━━━ Source ━━━

Abstract:
A hydraulic device includes a housing and a closure element arranged thereon. The closure element is connected to the housing by torsional welding.

Description:
This application is a 35 U.S.C. §371 National Stage Application of PCT/EP2011/068163, filed on Oct. 18, 2011, which claims the benefit of priority to Serial No. DE 10 2010 063 318.6, filed on Dec. 17, 2010 in Germany, the disclosures of which are incorporated herein by reference in their entirety. 
     The disclosure relates to a hydraulic device, in particular a low-pressure accumulator, having a closure element, and to a method for producing a hydraulic device, in which method a connection of a closure element to a housing of the hydraulic device is realized. 
     Known hydraulic devices have cavities in which hydraulic fluids are situated during the operation of the hydraulic device and which must be closed off with respect to the surroundings of the hydraulic device. Such cavities often serve as pressure accumulators, in particular low-pressure accumulators, on a hydraulic device. Furthermore, piston pumps as hydraulic devices have a piston which is guided in an axially movable manner in a cylinder liner inserted into a cylinder bore of a pump housing. A closure element in the form of a cover is arranged on the cylinder liner of the cylinder bore and closes off the latter in a pressure-tight manner. The closure element is often also a constituent part of other components of a hydraulic device, in particular of an accumulator, of a valve, of a hydraulic connector and/or of a motor.

━━━ Given data ━━━

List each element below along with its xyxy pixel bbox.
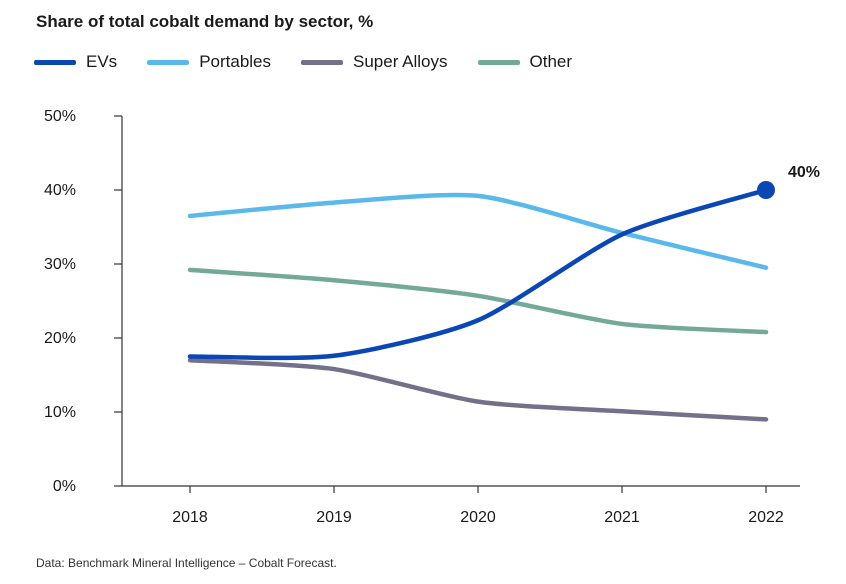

━━━

### Stated problem 1:
According to the hydraulic device patent text, how is the closure element connected to the housing?
### Stated problem 2:
Using the hydraulic device patent text, explain what the cavities in known hydraulic devices hold during operation and what must be done with them.
### Stated problem 3:
Say whether each statement agrees with the hydraulic device patent text, answering yes or no and quoting the deciding words: (a) The PCT application was filed on Oct. 18, 2011. (b) In a piston pump, the piston moves radially in the cylinder liner. (c) The closure element can be part of a valve.
The listing is not used here.

### Written reply 1:
By torsional welding.

### Written reply 2:
They hold hydraulic fluids while the device operates, and they must be closed off from the device's surroundings. These cavities often serve as pressure accumulators, particularly low-pressure accumulators.

### Written reply 3:
(a) Yes: "PCT/EP2011/068163, filed on Oct. 18, 2011"
(b) No: "guided in an axially movable manner in a cylinder liner"
(c) Yes: "The closure element is often also a constituent part of other components of a hydraulic device, in particular of an accumulator, of a valve"